Exercise prompt: All the data should come back exactly as it was given.

(Collected data entries)
++++++++++
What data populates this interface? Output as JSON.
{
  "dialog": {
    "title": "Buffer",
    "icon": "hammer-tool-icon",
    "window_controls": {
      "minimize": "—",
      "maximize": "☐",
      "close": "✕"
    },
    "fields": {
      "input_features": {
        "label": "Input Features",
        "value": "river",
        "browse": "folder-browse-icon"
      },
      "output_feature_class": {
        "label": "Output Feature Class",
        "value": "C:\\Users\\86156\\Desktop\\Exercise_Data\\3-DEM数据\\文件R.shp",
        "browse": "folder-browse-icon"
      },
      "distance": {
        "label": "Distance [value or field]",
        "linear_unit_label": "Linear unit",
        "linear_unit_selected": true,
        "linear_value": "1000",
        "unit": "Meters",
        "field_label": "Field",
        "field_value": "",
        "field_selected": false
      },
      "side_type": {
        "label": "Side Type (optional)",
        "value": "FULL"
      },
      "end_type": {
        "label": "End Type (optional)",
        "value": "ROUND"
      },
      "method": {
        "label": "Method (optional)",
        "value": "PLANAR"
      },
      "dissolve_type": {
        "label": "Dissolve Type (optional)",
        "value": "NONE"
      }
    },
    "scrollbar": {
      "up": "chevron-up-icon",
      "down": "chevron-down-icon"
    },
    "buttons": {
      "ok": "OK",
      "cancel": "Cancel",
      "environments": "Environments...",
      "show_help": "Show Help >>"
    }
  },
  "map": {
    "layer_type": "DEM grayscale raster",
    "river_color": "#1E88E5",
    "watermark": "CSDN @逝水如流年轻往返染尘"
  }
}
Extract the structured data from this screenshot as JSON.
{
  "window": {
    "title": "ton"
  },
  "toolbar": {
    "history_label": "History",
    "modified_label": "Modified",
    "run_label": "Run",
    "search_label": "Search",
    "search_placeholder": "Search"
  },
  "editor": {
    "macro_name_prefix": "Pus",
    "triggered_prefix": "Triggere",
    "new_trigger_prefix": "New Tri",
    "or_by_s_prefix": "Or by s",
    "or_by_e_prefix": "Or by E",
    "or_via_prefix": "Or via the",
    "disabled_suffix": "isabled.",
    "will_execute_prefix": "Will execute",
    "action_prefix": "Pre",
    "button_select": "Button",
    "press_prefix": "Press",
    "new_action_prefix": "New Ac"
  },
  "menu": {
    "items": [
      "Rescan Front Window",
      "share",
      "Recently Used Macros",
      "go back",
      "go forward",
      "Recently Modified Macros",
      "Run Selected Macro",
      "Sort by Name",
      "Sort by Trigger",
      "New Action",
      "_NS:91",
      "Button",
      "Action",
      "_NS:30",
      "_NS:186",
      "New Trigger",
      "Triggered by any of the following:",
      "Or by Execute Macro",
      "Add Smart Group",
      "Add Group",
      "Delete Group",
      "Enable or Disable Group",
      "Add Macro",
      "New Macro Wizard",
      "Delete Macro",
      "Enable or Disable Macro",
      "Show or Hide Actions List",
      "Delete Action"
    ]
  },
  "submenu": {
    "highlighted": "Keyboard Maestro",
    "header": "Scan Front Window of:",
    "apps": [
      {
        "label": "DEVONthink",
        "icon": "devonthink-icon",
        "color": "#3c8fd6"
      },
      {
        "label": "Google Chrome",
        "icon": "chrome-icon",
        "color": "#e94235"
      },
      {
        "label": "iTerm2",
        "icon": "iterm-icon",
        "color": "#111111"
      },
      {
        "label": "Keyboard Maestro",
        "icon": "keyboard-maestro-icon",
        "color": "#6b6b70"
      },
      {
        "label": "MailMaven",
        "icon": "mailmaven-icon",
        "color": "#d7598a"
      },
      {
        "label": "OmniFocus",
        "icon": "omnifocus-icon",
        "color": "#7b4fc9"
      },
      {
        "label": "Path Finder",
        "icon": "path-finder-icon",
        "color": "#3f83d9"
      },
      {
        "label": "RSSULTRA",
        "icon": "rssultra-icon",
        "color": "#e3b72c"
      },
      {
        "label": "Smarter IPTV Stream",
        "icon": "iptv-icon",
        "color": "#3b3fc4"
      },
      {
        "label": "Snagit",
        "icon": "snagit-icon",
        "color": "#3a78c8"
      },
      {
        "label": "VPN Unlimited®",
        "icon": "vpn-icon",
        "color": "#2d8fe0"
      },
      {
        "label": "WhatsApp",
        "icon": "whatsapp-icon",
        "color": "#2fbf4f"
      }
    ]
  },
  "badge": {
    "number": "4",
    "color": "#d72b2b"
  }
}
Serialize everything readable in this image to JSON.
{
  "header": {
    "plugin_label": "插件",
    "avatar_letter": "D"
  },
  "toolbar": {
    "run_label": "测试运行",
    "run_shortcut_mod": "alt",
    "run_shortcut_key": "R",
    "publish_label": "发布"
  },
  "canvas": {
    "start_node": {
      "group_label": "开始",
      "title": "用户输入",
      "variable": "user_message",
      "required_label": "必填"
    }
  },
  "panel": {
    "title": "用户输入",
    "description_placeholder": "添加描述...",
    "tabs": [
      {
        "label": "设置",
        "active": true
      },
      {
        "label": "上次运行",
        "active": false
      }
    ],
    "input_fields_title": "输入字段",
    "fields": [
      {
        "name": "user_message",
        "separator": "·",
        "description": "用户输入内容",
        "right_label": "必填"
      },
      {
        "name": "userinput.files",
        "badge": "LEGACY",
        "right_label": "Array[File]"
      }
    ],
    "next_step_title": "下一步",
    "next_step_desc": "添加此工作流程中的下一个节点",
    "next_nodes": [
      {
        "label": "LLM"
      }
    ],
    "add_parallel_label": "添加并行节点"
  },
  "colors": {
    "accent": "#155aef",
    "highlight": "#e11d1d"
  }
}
++++++++++
Written solution:
What data populates this interface? Output as JSON.
{
  "dialog": {
    "title": "Buffer",
    "icon": "hammer-tool-icon",
    "window_controls": {
      "minimize": "—",
      "maximize": "☐",
      "close": "✕"
    },
    "fields": {
      "input_features": {
        "label": "Input Features",
        "value": "river",
        "browse": "folder-browse-icon"
      },
      "output_feature_class": {
        "label": "Output Feature Class",
        "value": "C:\\Users\\86156\\Desktop\\Exercise_Data\\3-DEM数据\\文件R.shp",
        "browse": "folder-browse-icon"
      },
      "distance": {
        "label": "Distance [value or field]",
        "linear_unit_label": "Linear unit",
        "linear_unit_selected": true,
        "linear_value": "1000",
        "unit": "Meters",
        "field_label": "Field",
        "field_value": "",
        "field_selected": false
      },
      "side_type": {
        "label": "Side Type (optional)",
        "value": "FULL"
      },
      "end_type": {
        "label": "End Type (optional)",
        "value": "ROUND"
      },
      "method": {
        "label": "Method (optional)",
        "value": "PLANAR"
      },
      "dissolve_type": {
        "label": "Dissolve Type (optional)",
        "value": "NONE"
      }
    },
    "scrollbar": {
      "up": "chevron-up-icon",
      "down": "chevron-down-icon"
    },
    "buttons": {
      "ok": "OK",
      "cancel": "Cancel",
      "environments": "Environments...",
      "show_help": "Show Help >>"
    }
  },
  "map": {
    "layer_type": "DEM grayscale raster",
    "river_color": "#1E88E5",
    "watermark": "CSDN @逝水如流年轻往返染尘"
  }
}
Extract the structured data from this screenshot as JSON.
{
  "window": {
    "title": "ton"
  },
  "toolbar": {
    "history_label": "History",
    "modified_label": "Modified",
    "run_label": "Run",
    "search_label": "Search",
    "search_placeholder": "Search"
  },
  "editor": {
    "macro_name_prefix": "Pus",
    "triggered_prefix": "Triggere",
    "new_trigger_prefix": "New Tri",
    "or_by_s_prefix": "Or by s",
    "or_by_e_prefix": "Or by E",
    "or_via_prefix": "Or via the",
    "disabled_suffix": "isabled.",
    "will_execute_prefix": "Will execute",
    "action_prefix": "Pre",
    "button_select": "Button",
    "press_prefix": "Press",
    "new_action_prefix": "New Ac"
  },
  "menu": {
    "items": [
      "Rescan Front Window",
      "share",
      "Recently Used Macros",
      "go back",
      "go forward",
      "Recently Modified Macros",
      "Run Selected Macro",
      "Sort by Name",
      "Sort by Trigger",
      "New Action",
      "_NS:91",
      "Button",
      "Action",
      "_NS:30",
      "_NS:186",
      "New Trigger",
      "Triggered by any of the following:",
      "Or by Execute Macro",
      "Add Smart Group",
      "Add Group",
      "Delete Group",
      "Enable or Disable Group",
      "Add Macro",
      "New Macro Wizard",
      "Delete Macro",
      "Enable or Disable Macro",
      "Show or Hide Actions List",
      "Delete Action"
    ]
  },
  "submenu": {
    "highlighted": "Keyboard Maestro",
    "header": "Scan Front Window of:",
    "apps": [
      {
        "label": "DEVONthink",
        "icon": "devonthink-icon",
        "color": "#3c8fd6"
      },
      {
        "label": "Google Chrome",
        "icon": "chrome-icon",
        "color": "#e94235"
      },
      {
        "label": "iTerm2",
        "icon": "iterm-icon",
        "color": "#111111"
      },
      {
        "label": "Keyboard Maestro",
        "icon": "keyboard-maestro-icon",
        "color": "#6b6b70"
      },
      {
        "label": "MailMaven",
        "icon": "mailmaven-icon",
        "color": "#d7598a"
      },
      {
        "label": "OmniFocus",
        "icon": "omnifocus-icon",
        "color": "#7b4fc9"
      },
      {
        "label": "Path Finder",
        "icon": "path-finder-icon",
        "color": "#3f83d9"
      },
      {
        "label": "RSSULTRA",
        "icon": "rssultra-icon",
        "color": "#e3b72c"
      },
      {
        "label": "Smarter IPTV Stream",
        "icon": "iptv-icon",
        "color": "#3b3fc4"
      },
      {
        "label": "Snagit",
        "icon": "snagit-icon",
        "color": "#3a78c8"
      },
      {
        "label": "VPN Unlimited®",
        "icon": "vpn-icon",
        "color": "#2d8fe0"
      },
      {
        "label": "WhatsApp",
        "icon": "whatsapp-icon",
        "color": "#2fbf4f"
      }
    ]
  },
  "badge": {
    "number": "4",
    "color": "#d72b2b"
  }
}
Serialize everything readable in this image to JSON.
{
  "header": {
    "plugin_label": "插件",
    "avatar_letter": "D"
  },
  "toolbar": {
    "run_label": "测试运行",
    "run_shortcut_mod": "alt",
    "run_shortcut_key": "R",
    "publish_label": "发布"
  },
  "canvas": {
    "start_node": {
      "group_label": "开始",
      "title": "用户输入",
      "variable": "user_message",
      "required_label": "必填"
    }
  },
  "panel": {
    "title": "用户输入",
    "description_placeholder": "添加描述...",
    "tabs": [
      {
        "label": "设置",
        "active": true
      },
      {
        "label": "上次运行",
        "active": false
      }
    ],
    "input_fields_title": "输入字段",
    "fields": [
      {
        "name": "user_message",
        "separator": "·",
        "description": "用户输入内容",
        "right_label": "必填"
      },
      {
        "name": "userinput.files",
        "badge": "LEGACY",
        "right_label": "Array[File]"
      }
    ],
    "next_step_title": "下一步",
    "next_step_desc": "添加此工作流程中的下一个节点",
    "next_nodes": [
      {
        "label": "LLM"
      }
    ],
    "add_parallel_label": "添加并行节点"
  },
  "colors": {
    "accent": "#155aef",
    "highlight": "#e11d1d"
  }
}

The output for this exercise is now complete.